▸ What the task requires
Retype every entry exactly, character for character.

--- Begin Information given ---

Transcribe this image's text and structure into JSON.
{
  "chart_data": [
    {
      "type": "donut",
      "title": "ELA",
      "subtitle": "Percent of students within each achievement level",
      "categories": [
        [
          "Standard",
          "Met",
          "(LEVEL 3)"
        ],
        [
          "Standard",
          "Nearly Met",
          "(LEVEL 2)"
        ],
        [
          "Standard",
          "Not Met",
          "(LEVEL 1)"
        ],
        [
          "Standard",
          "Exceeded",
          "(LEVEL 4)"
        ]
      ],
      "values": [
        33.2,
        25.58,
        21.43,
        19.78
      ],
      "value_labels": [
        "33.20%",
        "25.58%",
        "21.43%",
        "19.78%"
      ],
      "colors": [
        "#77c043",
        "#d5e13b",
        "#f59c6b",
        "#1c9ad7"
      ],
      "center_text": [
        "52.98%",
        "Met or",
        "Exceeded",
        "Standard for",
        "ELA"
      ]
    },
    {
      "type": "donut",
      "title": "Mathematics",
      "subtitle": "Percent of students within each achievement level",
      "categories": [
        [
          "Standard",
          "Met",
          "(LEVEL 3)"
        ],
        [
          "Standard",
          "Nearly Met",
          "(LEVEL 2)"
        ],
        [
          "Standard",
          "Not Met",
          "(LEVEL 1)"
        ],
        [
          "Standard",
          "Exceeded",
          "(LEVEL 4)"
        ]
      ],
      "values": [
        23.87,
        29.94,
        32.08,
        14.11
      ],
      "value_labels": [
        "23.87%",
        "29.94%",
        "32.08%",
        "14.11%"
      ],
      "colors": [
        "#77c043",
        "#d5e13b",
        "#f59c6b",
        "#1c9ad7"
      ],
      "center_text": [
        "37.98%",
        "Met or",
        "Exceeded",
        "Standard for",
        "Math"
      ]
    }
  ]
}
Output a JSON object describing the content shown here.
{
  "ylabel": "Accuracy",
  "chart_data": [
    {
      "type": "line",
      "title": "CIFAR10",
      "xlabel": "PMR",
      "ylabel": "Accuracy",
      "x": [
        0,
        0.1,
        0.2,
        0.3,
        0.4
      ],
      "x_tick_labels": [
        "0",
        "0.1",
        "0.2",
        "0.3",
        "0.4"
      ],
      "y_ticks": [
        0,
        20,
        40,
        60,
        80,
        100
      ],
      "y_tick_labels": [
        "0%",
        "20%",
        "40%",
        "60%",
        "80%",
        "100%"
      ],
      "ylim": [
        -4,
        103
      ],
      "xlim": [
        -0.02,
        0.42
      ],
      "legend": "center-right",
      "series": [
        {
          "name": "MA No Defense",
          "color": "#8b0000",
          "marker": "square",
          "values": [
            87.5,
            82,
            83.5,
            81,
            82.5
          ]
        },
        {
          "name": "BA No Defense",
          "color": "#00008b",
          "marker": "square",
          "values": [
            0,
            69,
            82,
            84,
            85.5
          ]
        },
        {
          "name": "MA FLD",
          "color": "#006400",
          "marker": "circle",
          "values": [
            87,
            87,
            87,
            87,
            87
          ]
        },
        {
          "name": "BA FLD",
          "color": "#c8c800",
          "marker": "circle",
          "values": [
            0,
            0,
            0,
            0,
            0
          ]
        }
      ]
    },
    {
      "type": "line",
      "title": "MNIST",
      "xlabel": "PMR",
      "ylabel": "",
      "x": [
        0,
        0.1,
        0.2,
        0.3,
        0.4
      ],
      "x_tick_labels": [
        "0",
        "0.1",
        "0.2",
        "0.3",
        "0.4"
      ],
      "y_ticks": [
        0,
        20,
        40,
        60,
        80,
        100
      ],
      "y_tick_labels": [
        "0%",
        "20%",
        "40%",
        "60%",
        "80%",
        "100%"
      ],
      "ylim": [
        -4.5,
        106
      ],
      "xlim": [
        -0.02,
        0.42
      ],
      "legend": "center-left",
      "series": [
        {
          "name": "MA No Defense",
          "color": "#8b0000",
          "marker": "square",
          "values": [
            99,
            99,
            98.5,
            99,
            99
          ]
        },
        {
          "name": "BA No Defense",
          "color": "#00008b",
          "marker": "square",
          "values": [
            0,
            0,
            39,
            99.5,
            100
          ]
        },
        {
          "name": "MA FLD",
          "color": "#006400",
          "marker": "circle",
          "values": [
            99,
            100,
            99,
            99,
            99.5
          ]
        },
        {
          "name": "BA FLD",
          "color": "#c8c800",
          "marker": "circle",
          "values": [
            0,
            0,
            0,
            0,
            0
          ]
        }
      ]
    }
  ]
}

--- End Information given ---

▸ Result
Transcribe this image's text and structure into JSON.
{
  "chart_data": [
    {
      "type": "donut",
      "title": "ELA",
      "subtitle": "Percent of students within each achievement level",
      "categories": [
        [
          "Standard",
          "Met",
          "(LEVEL 3)"
        ],
        [
          "Standard",
          "Nearly Met",
          "(LEVEL 2)"
        ],
        [
          "Standard",
          "Not Met",
          "(LEVEL 1)"
        ],
        [
          "Standard",
          "Exceeded",
          "(LEVEL 4)"
        ]
      ],
      "values": [
        33.2,
        25.58,
        21.43,
        19.78
      ],
      "value_labels": [
        "33.20%",
        "25.58%",
        "21.43%",
        "19.78%"
      ],
      "colors": [
        "#77c043",
        "#d5e13b",
        "#f59c6b",
        "#1c9ad7"
      ],
      "center_text": [
        "52.98%",
        "Met or",
        "Exceeded",
        "Standard for",
        "ELA"
      ]
    },
    {
      "type": "donut",
      "title": "Mathematics",
      "subtitle": "Percent of students within each achievement level",
      "categories": [
        [
          "Standard",
          "Met",
          "(LEVEL 3)"
        ],
        [
          "Standard",
          "Nearly Met",
          "(LEVEL 2)"
        ],
        [
          "Standard",
          "Not Met",
          "(LEVEL 1)"
        ],
        [
          "Standard",
          "Exceeded",
          "(LEVEL 4)"
        ]
      ],
      "values": [
        23.87,
        29.94,
        32.08,
        14.11
      ],
      "value_labels": [
        "23.87%",
        "29.94%",
        "32.08%",
        "14.11%"
      ],
      "colors": [
        "#77c043",
        "#d5e13b",
        "#f59c6b",
        "#1c9ad7"
      ],
      "center_text": [
        "37.98%",
        "Met or",
        "Exceeded",
        "Standard for",
        "Math"
      ]
    }
  ]
}
Output a JSON object describing the content shown here.
{
  "ylabel": "Accuracy",
  "chart_data": [
    {
      "type": "line",
      "title": "CIFAR10",
      "xlabel": "PMR",
      "ylabel": "Accuracy",
      "x": [
        0,
        0.1,
        0.2,
        0.3,
        0.4
      ],
      "x_tick_labels": [
        "0",
        "0.1",
        "0.2",
        "0.3",
        "0.4"
      ],
      "y_ticks": [
        0,
        20,
        40,
        60,
        80,
        100
      ],
      "y_tick_labels": [
        "0%",
        "20%",
        "40%",
        "60%",
        "80%",
        "100%"
      ],
      "ylim": [
        -4,
        103
      ],
      "xlim": [
        -0.02,
        0.42
      ],
      "legend": "center-right",
      "series": [
        {
          "name": "MA No Defense",
          "color": "#8b0000",
          "marker": "square",
          "values": [
            87.5,
            82,
            83.5,
            81,
            82.5
          ]
        },
        {
          "name": "BA No Defense",
          "color": "#00008b",
          "marker": "square",
          "values": [
            0,
            69,
            82,
            84,
            85.5
          ]
        },
        {
          "name": "MA FLD",
          "color": "#006400",
          "marker": "circle",
          "values": [
            87,
            87,
            87,
            87,
            87
          ]
        },
        {
          "name": "BA FLD",
          "color": "#c8c800",
          "marker": "circle",
          "values": [
            0,
            0,
            0,
            0,
            0
          ]
        }
      ]
    },
    {
      "type": "line",
      "title": "MNIST",
      "xlabel": "PMR",
      "ylabel": "",
      "x": [
        0,
        0.1,
        0.2,
        0.3,
        0.4
      ],
      "x_tick_labels": [
        "0",
        "0.1",
        "0.2",
        "0.3",
        "0.4"
      ],
      "y_ticks": [
        0,
        20,
        40,
        60,
        80,
        100
      ],
      "y_tick_labels": [
        "0%",
        "20%",
        "40%",
        "60%",
        "80%",
        "100%"
      ],
      "ylim": [
        -4.5,
        106
      ],
      "xlim": [
        -0.02,
        0.42
      ],
      "legend": "center-left",
      "series": [
        {
          "name": "MA No Defense",
          "color": "#8b0000",
          "marker": "square",
          "values": [
            99,
            99,
            98.5,
            99,
            99
          ]
        },
        {
          "name": "BA No Defense",
          "color": "#00008b",
          "marker": "square",
          "values": [
            0,
            0,
            39,
            99.5,
            100
          ]
        },
        {
          "name": "MA FLD",
          "color": "#006400",
          "marker": "circle",
          "values": [
            99,
            100,
            99,
            99,
            99.5
          ]
        },
        {
          "name": "BA FLD",
          "color": "#c8c800",
          "marker": "circle",
          "values": [
            0,
            0,
            0,
            0,
            0
          ]
        }
      ]
    }
  ]
}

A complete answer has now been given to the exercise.